YOUR TASK: Restate the whole listing word for word. Pictures are left out.

Collected data:
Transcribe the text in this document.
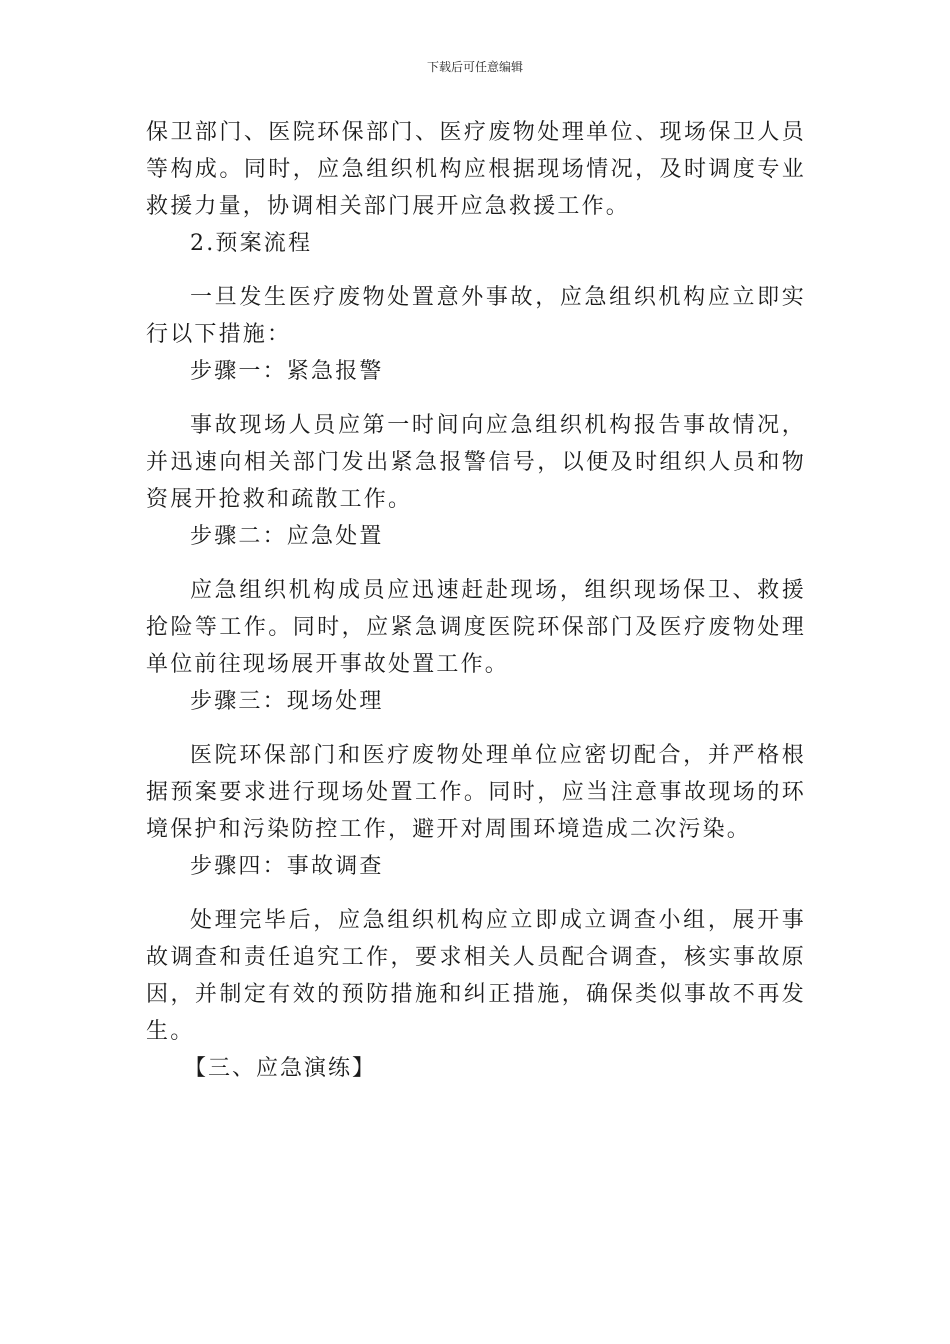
下载后可任意编辑

保卫部门、医院环保部门、医疗废物处理单位、现场保卫人员等构成。同时，应急组织机构应根据现场情况，及时调度专业救援力量，协调相关部门展开应急救援工作。

2.预案流程

一旦发生医疗废物处置意外事故，应急组织机构应立即实行以下措施：

步骤一：紧急报警

事故现场人员应第一时间向应急组织机构报告事故情况，并迅速向相关部门发出紧急报警信号，以便及时组织人员和物资展开抢救和疏散工作。

步骤二：应急处置

应急组织机构成员应迅速赶赴现场，组织现场保卫、救援抢险等工作。同时，应紧急调度医院环保部门及医疗废物处理单位前往现场展开事故处置工作。

步骤三：现场处理

医院环保部门和医疗废物处理单位应密切配合，并严格根据预案要求进行现场处置工作。同时，应当注意事故现场的环境保护和污染防控工作，避开对周围环境造成二次污染。

步骤四：事故调查

处理完毕后，应急组织机构应立即成立调查小组，展开事故调查和责任追究工作，要求相关人员配合调查，核实事故原因，并制定有效的预防措施和纠正措施，确保类似事故不再发生。

【三、应急演练】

EXERCISE ANSWER:
Transcribe the text in this document.
下载后可任意编辑

保卫部门、医院环保部门、医疗废物处理单位、现场保卫人员等构成。同时，应急组织机构应根据现场情况，及时调度专业救援力量，协调相关部门展开应急救援工作。

2.预案流程

一旦发生医疗废物处置意外事故，应急组织机构应立即实行以下措施：

步骤一：紧急报警

事故现场人员应第一时间向应急组织机构报告事故情况，并迅速向相关部门发出紧急报警信号，以便及时组织人员和物资展开抢救和疏散工作。

步骤二：应急处置

应急组织机构成员应迅速赶赴现场，组织现场保卫、救援抢险等工作。同时，应紧急调度医院环保部门及医疗废物处理单位前往现场展开事故处置工作。

步骤三：现场处理

医院环保部门和医疗废物处理单位应密切配合，并严格根据预案要求进行现场处置工作。同时，应当注意事故现场的环境保护和污染防控工作，避开对周围环境造成二次污染。

步骤四：事故调查

处理完毕后，应急组织机构应立即成立调查小组，展开事故调查和责任追究工作，要求相关人员配合调查，核实事故原因，并制定有效的预防措施和纠正措施，确保类似事故不再发生。

【三、应急演练】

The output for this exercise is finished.